→ **REQUIRED TASK**
Copy each line that contains the word "value".

→ **RECORDS PROVIDED**

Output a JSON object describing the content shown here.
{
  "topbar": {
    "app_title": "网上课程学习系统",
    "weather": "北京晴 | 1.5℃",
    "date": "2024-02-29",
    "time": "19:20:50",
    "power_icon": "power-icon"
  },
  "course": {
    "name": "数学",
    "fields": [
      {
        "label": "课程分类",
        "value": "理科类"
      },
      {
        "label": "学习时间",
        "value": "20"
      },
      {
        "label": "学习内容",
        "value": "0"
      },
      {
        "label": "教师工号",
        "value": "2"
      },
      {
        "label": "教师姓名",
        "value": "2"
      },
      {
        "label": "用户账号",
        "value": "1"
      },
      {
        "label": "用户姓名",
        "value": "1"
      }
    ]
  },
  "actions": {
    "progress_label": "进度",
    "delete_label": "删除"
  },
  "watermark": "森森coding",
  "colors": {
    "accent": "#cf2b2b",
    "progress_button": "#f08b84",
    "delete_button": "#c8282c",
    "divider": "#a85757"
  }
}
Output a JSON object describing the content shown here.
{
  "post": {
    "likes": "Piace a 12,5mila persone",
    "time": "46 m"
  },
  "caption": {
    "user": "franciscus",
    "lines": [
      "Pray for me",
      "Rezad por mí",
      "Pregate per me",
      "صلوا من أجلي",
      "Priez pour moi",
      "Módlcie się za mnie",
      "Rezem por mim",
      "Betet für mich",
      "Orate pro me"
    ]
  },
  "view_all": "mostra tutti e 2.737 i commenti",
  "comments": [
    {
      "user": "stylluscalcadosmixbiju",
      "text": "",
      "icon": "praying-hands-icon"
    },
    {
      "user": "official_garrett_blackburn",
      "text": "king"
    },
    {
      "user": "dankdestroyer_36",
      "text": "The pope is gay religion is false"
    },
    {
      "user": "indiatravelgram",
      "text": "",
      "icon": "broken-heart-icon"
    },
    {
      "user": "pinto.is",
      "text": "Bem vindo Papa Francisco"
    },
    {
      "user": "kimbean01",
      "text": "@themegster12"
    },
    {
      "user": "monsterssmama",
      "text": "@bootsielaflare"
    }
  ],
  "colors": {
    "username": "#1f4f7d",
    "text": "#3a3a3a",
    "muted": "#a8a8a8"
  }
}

→ **CORRECT RESPONSE**
        "value": "理科类"
        "value": "20"
        "value": "0"
        "value": "2"
        "value": "2"
        "value": "1"
        "value": "1"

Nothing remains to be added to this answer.